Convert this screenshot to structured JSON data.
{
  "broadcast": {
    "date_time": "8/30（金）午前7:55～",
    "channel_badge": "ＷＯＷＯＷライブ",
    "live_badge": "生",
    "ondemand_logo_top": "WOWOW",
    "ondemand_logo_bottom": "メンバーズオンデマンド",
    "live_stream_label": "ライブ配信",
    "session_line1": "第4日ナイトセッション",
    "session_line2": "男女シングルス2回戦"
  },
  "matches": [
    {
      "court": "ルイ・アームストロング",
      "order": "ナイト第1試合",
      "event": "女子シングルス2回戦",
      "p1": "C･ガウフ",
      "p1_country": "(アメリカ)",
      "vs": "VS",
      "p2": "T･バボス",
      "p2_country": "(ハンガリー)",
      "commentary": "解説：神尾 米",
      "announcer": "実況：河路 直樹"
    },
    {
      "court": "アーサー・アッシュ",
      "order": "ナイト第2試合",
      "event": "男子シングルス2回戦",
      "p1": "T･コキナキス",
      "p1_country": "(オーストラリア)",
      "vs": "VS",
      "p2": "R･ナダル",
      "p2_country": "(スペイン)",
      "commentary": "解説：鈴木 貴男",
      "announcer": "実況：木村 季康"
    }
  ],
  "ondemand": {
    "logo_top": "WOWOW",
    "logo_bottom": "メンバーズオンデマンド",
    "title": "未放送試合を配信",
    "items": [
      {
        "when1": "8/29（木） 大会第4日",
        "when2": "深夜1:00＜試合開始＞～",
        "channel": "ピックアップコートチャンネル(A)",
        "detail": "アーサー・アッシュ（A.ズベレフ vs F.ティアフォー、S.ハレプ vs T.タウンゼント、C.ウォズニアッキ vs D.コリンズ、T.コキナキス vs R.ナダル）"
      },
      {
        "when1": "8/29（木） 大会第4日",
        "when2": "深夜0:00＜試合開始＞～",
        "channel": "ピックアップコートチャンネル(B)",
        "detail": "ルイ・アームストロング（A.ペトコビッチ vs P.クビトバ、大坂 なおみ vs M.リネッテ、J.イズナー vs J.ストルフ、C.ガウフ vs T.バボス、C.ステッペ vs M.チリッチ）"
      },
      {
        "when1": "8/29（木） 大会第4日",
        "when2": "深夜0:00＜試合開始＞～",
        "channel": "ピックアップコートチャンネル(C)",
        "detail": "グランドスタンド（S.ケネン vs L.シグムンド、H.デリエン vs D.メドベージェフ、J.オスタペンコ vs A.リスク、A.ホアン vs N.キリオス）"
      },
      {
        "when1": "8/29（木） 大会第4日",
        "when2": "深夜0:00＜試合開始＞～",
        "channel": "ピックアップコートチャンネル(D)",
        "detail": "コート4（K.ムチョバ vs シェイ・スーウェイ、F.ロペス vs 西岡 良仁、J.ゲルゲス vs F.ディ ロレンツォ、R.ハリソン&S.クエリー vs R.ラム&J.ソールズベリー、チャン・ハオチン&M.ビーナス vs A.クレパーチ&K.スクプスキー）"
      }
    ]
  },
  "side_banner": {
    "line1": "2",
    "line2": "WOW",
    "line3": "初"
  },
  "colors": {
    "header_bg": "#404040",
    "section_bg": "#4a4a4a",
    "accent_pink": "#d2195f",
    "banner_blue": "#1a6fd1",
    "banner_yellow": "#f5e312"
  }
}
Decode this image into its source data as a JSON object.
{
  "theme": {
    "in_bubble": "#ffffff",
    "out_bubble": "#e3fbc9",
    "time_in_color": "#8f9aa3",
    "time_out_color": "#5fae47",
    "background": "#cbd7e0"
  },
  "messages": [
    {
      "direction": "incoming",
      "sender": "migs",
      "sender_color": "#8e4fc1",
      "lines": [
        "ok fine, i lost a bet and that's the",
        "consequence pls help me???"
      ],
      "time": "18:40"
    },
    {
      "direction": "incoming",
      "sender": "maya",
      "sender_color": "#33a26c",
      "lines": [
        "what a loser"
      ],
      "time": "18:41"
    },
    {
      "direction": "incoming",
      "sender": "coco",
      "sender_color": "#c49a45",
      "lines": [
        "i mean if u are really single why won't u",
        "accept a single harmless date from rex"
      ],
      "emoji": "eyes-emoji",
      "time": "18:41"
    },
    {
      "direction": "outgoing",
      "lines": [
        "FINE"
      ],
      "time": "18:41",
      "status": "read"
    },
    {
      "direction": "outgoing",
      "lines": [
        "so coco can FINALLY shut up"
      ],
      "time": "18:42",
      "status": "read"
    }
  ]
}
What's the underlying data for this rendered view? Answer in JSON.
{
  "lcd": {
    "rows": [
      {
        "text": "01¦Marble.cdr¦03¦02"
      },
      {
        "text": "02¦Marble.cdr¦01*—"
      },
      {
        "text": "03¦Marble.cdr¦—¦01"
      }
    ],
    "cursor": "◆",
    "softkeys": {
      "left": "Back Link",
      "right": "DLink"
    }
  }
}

[Work instructions] Restate the final lines of the listing above word for word, beginning at the line that contains "What's the underlying".

[Worked solution]
What's the underlying data for this rendered view? Answer in JSON.
{
  "lcd": {
    "rows": [
      {
        "text": "01¦Marble.cdr¦03¦02"
      },
      {
        "text": "02¦Marble.cdr¦01*—"
      },
      {
        "text": "03¦Marble.cdr¦—¦01"
      }
    ],
    "cursor": "◆",
    "softkeys": {
      "left": "Back Link",
      "right": "DLink"
    }
  }
}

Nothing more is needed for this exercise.